PROBLEM TO SOLVE: Return all lines with the word "informative" in them.

++++ DATA EXTRACT ++++

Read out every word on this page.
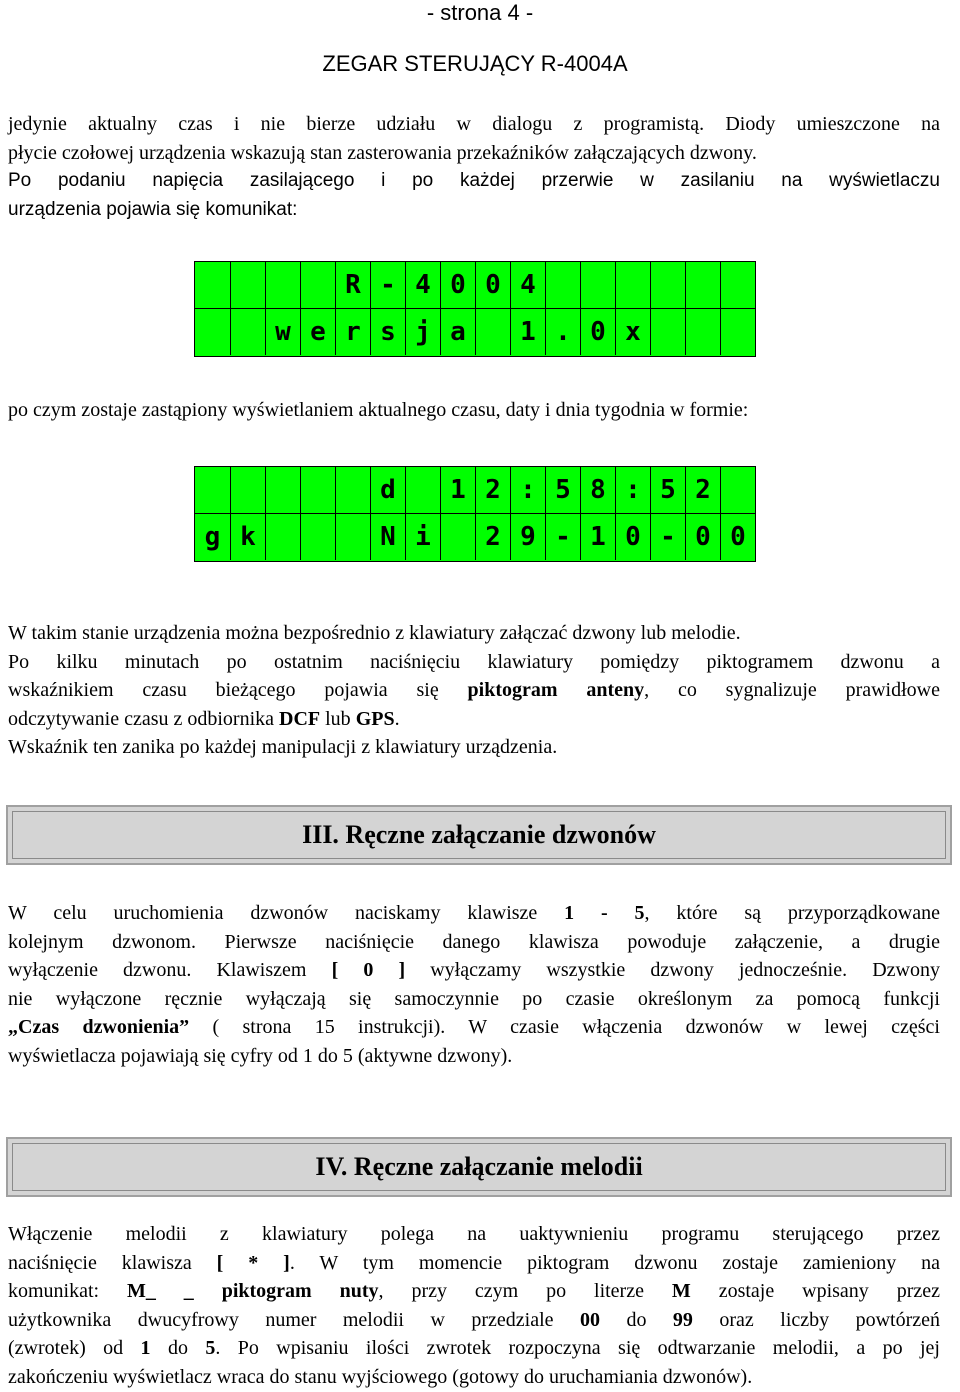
- strona 4 -
ZEGAR STERUJĄCY R-4004A

jedynie aktualny czas i nie bierze udziału w dialogu z programistą. Diody umieszczone na

płycie czołowej urządzenia wskazują stan zasterowania przekaźników załączających dzwony.

Po podaniu napięcia zasilającego i po każdej przerwie w zasilaniu na wyświetlaczu

urządzenia pojawia się komunikat:

R - 4 0 0 4
w e r s j a	1 . 0 x

po czym zostaje zastąpiony wyświetlaniem aktualnego czasu, daty i dnia tygodnia w formie:

d	1 2 : 5 8 : 5 2
g k	N i	2 9 - 1 0 - 0 0

W takim stanie urządzenia można bezpośrednio z klawiatury załączać dzwony lub melodie.

Po kilku minutach po ostatnim naciśnięciu klawiatury pomiędzy piktogramem dzwonu a

wskaźnikiem czasu bieżącego pojawia się piktogram anteny, co sygnalizuje prawidłowe

odczytywanie czasu z odbiornika DCF lub GPS.

Wskaźnik ten zanika po każdej manipulacji z klawiatury urządzenia.

III. Ręczne załączanie dzwonów

W celu uruchomienia dzwonów naciskamy klawisze 1 - 5, które są przyporządkowane

kolejnym dzwonom. Pierwsze naciśnięcie danego klawisza powoduje załączenie, a drugie

wyłączenie dzwonu. Klawiszem [ 0 ] wyłączamy wszystkie dzwony jednocześnie. Dzwony

nie wyłączone ręcznie wyłączają się samoczynnie po czasie określonym za pomocą funkcji

„Czas dzwonienia” ( strona 15 instrukcji). W czasie włączenia dzwonów w lewej części

wyświetlacza pojawiają się cyfry od 1 do 5 (aktywne dzwony).

IV. Ręczne załączanie melodii

Włączenie melodii z klawiatury polega na uaktywnieniu programu sterującego przez

naciśnięcie klawisza [ * ]. W tym momencie piktogram dzwonu zostaje zamieniony na

komunikat: M_ _ piktogram nuty, przy czym po literze M zostaje wpisany przez

użytkownika dwucyfrowy numer melodii w przedziale 00 do 99 oraz liczby powtórzeń

(zwrotek) od 1 do 5. Po wpisaniu ilości zwrotek rozpoczyna się odtwarzanie melodii, a po jej

zakończeniu wyświetlacz wraca do stanu wyjściowego (gotowy do uruchamiania dzwonów).
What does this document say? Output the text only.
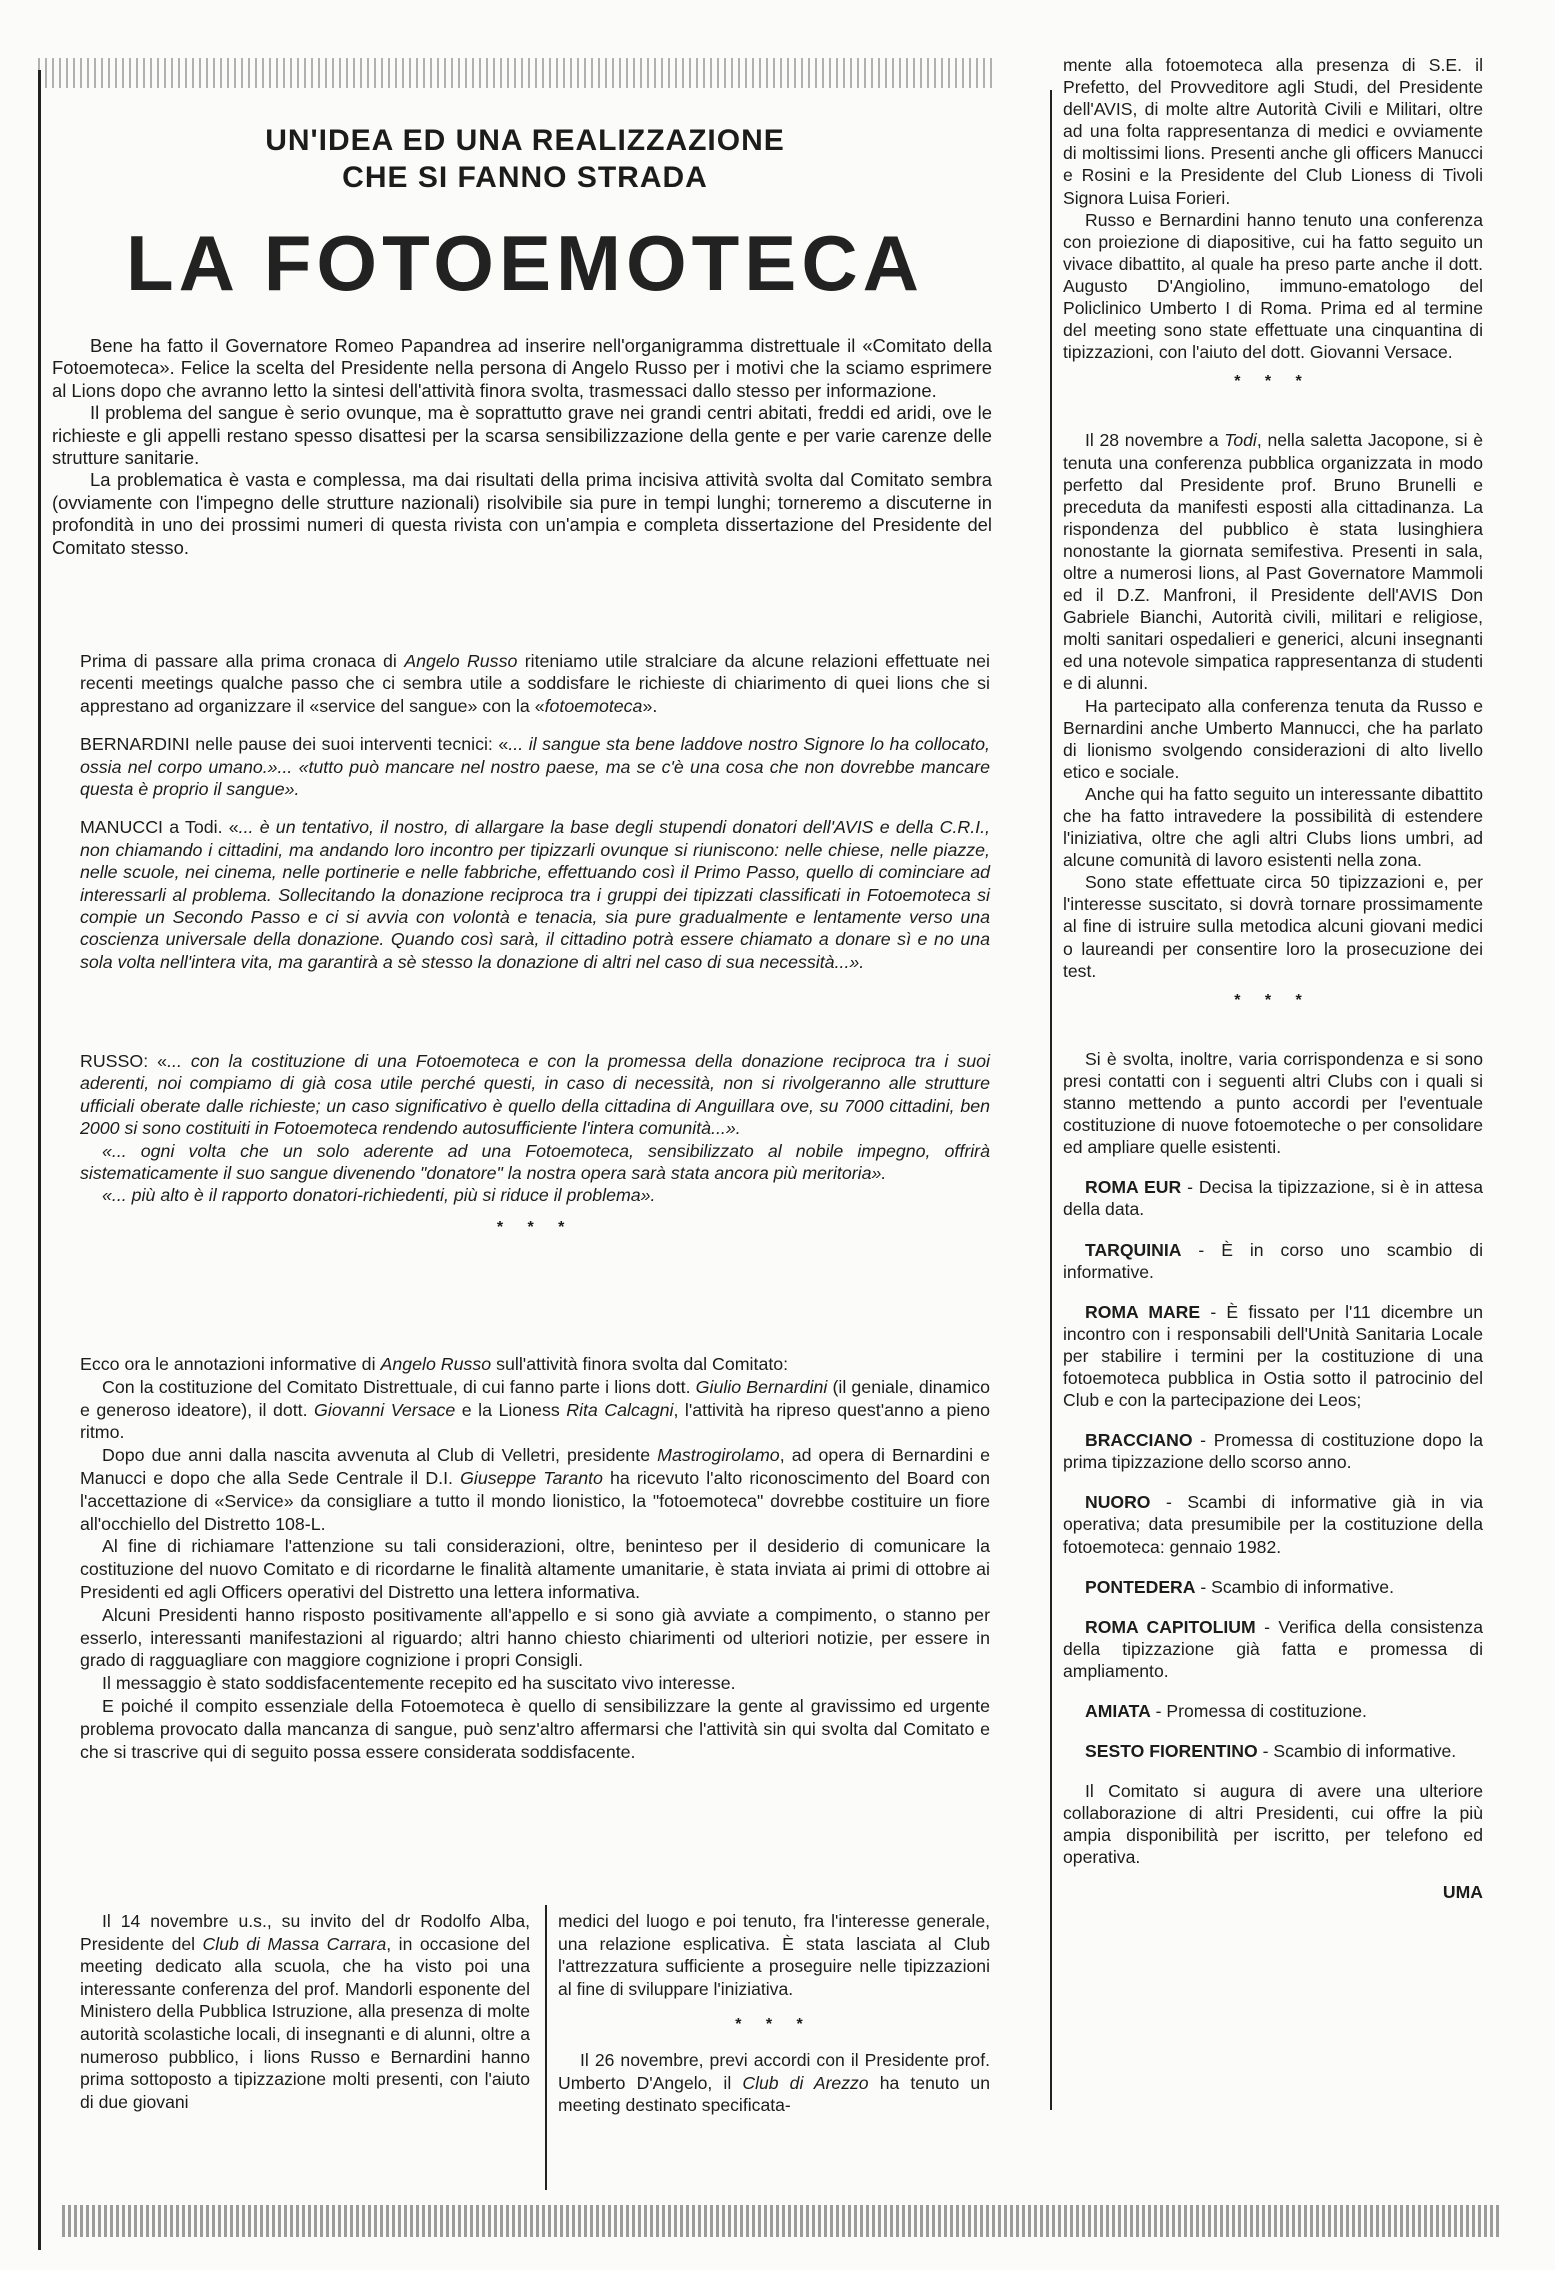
UN'IDEA ED UNA REALIZZAZIONE
CHE SI FANNO STRADA
LA FOTOEMOTECA

Bene ha fatto il Governatore Romeo Papandrea ad inserire nell'organigramma distrettuale il «Comitato della Fotoemoteca». Felice la scelta del Presidente nella persona di Angelo Russo per i motivi che la sciamo esprimere al Lions dopo che avranno letto la sintesi dell'attività finora svolta, trasmessaci dallo stesso per informazione.

Il problema del sangue è serio ovunque, ma è soprattutto grave nei grandi centri abitati, freddi ed aridi, ove le richieste e gli appelli restano spesso disattesi per la scarsa sensibilizzazione della gente e per varie carenze delle strutture sanitarie.

La problematica è vasta e complessa, ma dai risultati della prima incisiva attività svolta dal Comitato sembra (ovviamente con l'impegno delle strutture nazionali) risolvibile sia pure in tempi lunghi; torneremo a discuterne in profondità in uno dei prossimi numeri di questa rivista con un'ampia e completa dissertazione del Presidente del Comitato stesso.

Prima di passare alla prima cronaca di Angelo Russo riteniamo utile stralciare da alcune relazioni effettuate nei recenti meetings qualche passo che ci sembra utile a soddisfare le richieste di chiarimento di quei lions che si apprestano ad organizzare il «service del sangue» con la «fotoemoteca».

BERNARDINI nelle pause dei suoi interventi tecnici: «... il sangue sta bene laddove nostro Signore lo ha collocato, ossia nel corpo umano.»... «tutto può mancare nel nostro paese, ma se c'è una cosa che non dovrebbe mancare questa è proprio il sangue».

MANUCCI a Todi. «... è un tentativo, il nostro, di allargare la base degli stupendi donatori dell'AVIS e della C.R.I., non chiamando i cittadini, ma andando loro incontro per tipizzarli ovunque si riuniscono: nelle chiese, nelle piazze, nelle scuole, nei cinema, nelle portinerie e nelle fabbriche, effettuando così il Primo Passo, quello di cominciare ad interessarli al problema. Sollecitando la donazione reciproca tra i gruppi dei tipizzati classificati in Fotoemoteca si compie un Secondo Passo e ci si avvia con volontà e tenacia, sia pure gradualmente e lentamente verso una coscienza universale della donazione. Quando così sarà, il cittadino potrà essere chiamato a donare sì e no una sola volta nell'intera vita, ma garantirà a sè stesso la donazione di altri nel caso di sua necessità...».

RUSSO: «... con la costituzione di una Fotoemoteca e con la promessa della donazione reciproca tra i suoi aderenti, noi compiamo di già cosa utile perché questi, in caso di necessità, non si rivolgeranno alle strutture ufficiali oberate dalle richieste; un caso significativo è quello della cittadina di Anguillara ove, su 7000 cittadini, ben 2000 si sono costituiti in Fotoemoteca rendendo autosufficiente l'intera comunità...».

«... ogni volta che un solo aderente ad una Fotoemoteca, sensibilizzato al nobile impegno, offrirà sistematicamente il suo sangue divenendo "donatore" la nostra opera sarà stata ancora più meritoria».

«... più alto è il rapporto donatori-richiedenti, più si riduce il problema».

* * *

Ecco ora le annotazioni informative di Angelo Russo sull'attività finora svolta dal Comitato:

Con la costituzione del Comitato Distrettuale, di cui fanno parte i lions dott. Giulio Bernardini (il geniale, dinamico e generoso ideatore), il dott. Giovanni Versace e la Lioness Rita Calcagni, l'attività ha ripreso quest'anno a pieno ritmo.

Dopo due anni dalla nascita avvenuta al Club di Velletri, presidente Mastrogirolamo, ad opera di Bernardini e Manucci e dopo che alla Sede Centrale il D.I. Giuseppe Taranto ha ricevuto l'alto riconoscimento del Board con l'accettazione di «Service» da consigliare a tutto il mondo lionistico, la "fotoemoteca" dovrebbe costituire un fiore all'occhiello del Distretto 108-L.

Al fine di richiamare l'attenzione su tali considerazioni, oltre, beninteso per il desiderio di comunicare la costituzione del nuovo Comitato e di ricordarne le finalità altamente umanitarie, è stata inviata ai primi di ottobre ai Presidenti ed agli Officers operativi del Distretto una lettera informativa.

Alcuni Presidenti hanno risposto positivamente all'appello e si sono già avviate a compimento, o stanno per esserlo, interessanti manifestazioni al riguardo; altri hanno chiesto chiarimenti od ulteriori notizie, per essere in grado di ragguagliare con maggiore cognizione i propri Consigli.

Il messaggio è stato soddisfacentemente recepito ed ha suscitato vivo interesse.

E poiché il compito essenziale della Fotoemoteca è quello di sensibilizzare la gente al gravissimo ed urgente problema provocato dalla mancanza di sangue, può senz'altro affermarsi che l'attività sin qui svolta dal Comitato e che si trascrive qui di seguito possa essere considerata soddisfacente.

Il 14 novembre u.s., su invito del dr Rodolfo Alba, Presidente del Club di Massa Carrara, in occasione del meeting dedicato alla scuola, che ha visto poi una interessante conferenza del prof. Mandorli esponente del Ministero della Pubblica Istruzione, alla presenza di molte autorità scolastiche locali, di insegnanti e di alunni, oltre a numeroso pubblico, i lions Russo e Bernardini hanno prima sottoposto a tipizzazione molti presenti, con l'aiuto di due giovani

medici del luogo e poi tenuto, fra l'interesse generale, una relazione esplicativa. È stata lasciata al Club l'attrezzatura sufficiente a proseguire nelle tipizzazioni al fine di sviluppare l'iniziativa.

* * *

Il 26 novembre, previ accordi con il Presidente prof. Umberto D'Angelo, il Club di Arezzo ha tenuto un meeting destinato specificata-

mente alla fotoemoteca alla presenza di S.E. il Prefetto, del Provveditore agli Studi, del Presidente dell'AVIS, di molte altre Autorità Civili e Militari, oltre ad una folta rappresentanza di medici e ovviamente di moltissimi lions. Presenti anche gli officers Manucci e Rosini e la Presidente del Club Lioness di Tivoli Signora Luisa Forieri.

Russo e Bernardini hanno tenuto una conferenza con proiezione di diapositive, cui ha fatto seguito un vivace dibattito, al quale ha preso parte anche il dott. Augusto D'Angiolino, immuno-ematologo del Policlinico Umberto I di Roma. Prima ed al termine del meeting sono state effettuate una cinquantina di tipizzazioni, con l'aiuto del dott. Giovanni Versace.

* * *

Il 28 novembre a Todi, nella saletta Jacopone, si è tenuta una conferenza pubblica organizzata in modo perfetto dal Presidente prof. Bruno Brunelli e preceduta da manifesti esposti alla cittadinanza. La rispondenza del pubblico è stata lusinghiera nonostante la giornata semifestiva. Presenti in sala, oltre a numerosi lions, al Past Governatore Mammoli ed il D.Z. Manfroni, il Presidente dell'AVIS Don Gabriele Bianchi, Autorità civili, militari e religiose, molti sanitari ospedalieri e generici, alcuni insegnanti ed una notevole simpatica rappresentanza di studenti e di alunni.

Ha partecipato alla conferenza tenuta da Russo e Bernardini anche Umberto Mannucci, che ha parlato di lionismo svolgendo considerazioni di alto livello etico e sociale.

Anche qui ha fatto seguito un interessante dibattito che ha fatto intravedere la possibilità di estendere l'iniziativa, oltre che agli altri Clubs lions umbri, ad alcune comunità di lavoro esistenti nella zona.

Sono state effettuate circa 50 tipizzazioni e, per l'interesse suscitato, si dovrà tornare prossimamente al fine di istruire sulla metodica alcuni giovani medici o laureandi per consentire loro la prosecuzione dei test.

* * *

Si è svolta, inoltre, varia corrispondenza e si sono presi contatti con i seguenti altri Clubs con i quali si stanno mettendo a punto accordi per l'eventuale costituzione di nuove fotoemoteche o per consolidare ed ampliare quelle esistenti.

ROMA EUR - Decisa la tipizzazione, si è in attesa della data.

TARQUINIA - È in corso uno scambio di informative.

ROMA MARE - È fissato per l'11 dicembre un incontro con i responsabili dell'Unità Sanitaria Locale per stabilire i termini per la costituzione di una fotoemoteca pubblica in Ostia sotto il patrocinio del Club e con la partecipazione dei Leos;

BRACCIANO - Promessa di costituzione dopo la prima tipizzazione dello scorso anno.

NUORO - Scambi di informative già in via operativa; data presumibile per la costituzione della fotoemoteca: gennaio 1982.

PONTEDERA - Scambio di informative.

ROMA CAPITOLIUM - Verifica della consistenza della tipizzazione già fatta e promessa di ampliamento.

AMIATA - Promessa di costituzione.

SESTO FIORENTINO - Scambio di informative.

Il Comitato si augura di avere una ulteriore collaborazione di altri Presidenti, cui offre la più ampia disponibilità per iscritto, per telefono ed operativa.

UMA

++++

RESULT BELOW:
Ecco ora le annotazioni informative di Angelo Russo sull'attività finora svolta dal Comitato:
TARQUINIA - È in corso uno scambio di informative.
NUORO - Scambi di informative già in via operativa; data presumibile per la costituzione della fotoemoteca: gennaio 1982.
PONTEDERA - Scambio di informative.
SESTO FIORENTINO - Scambio di informative.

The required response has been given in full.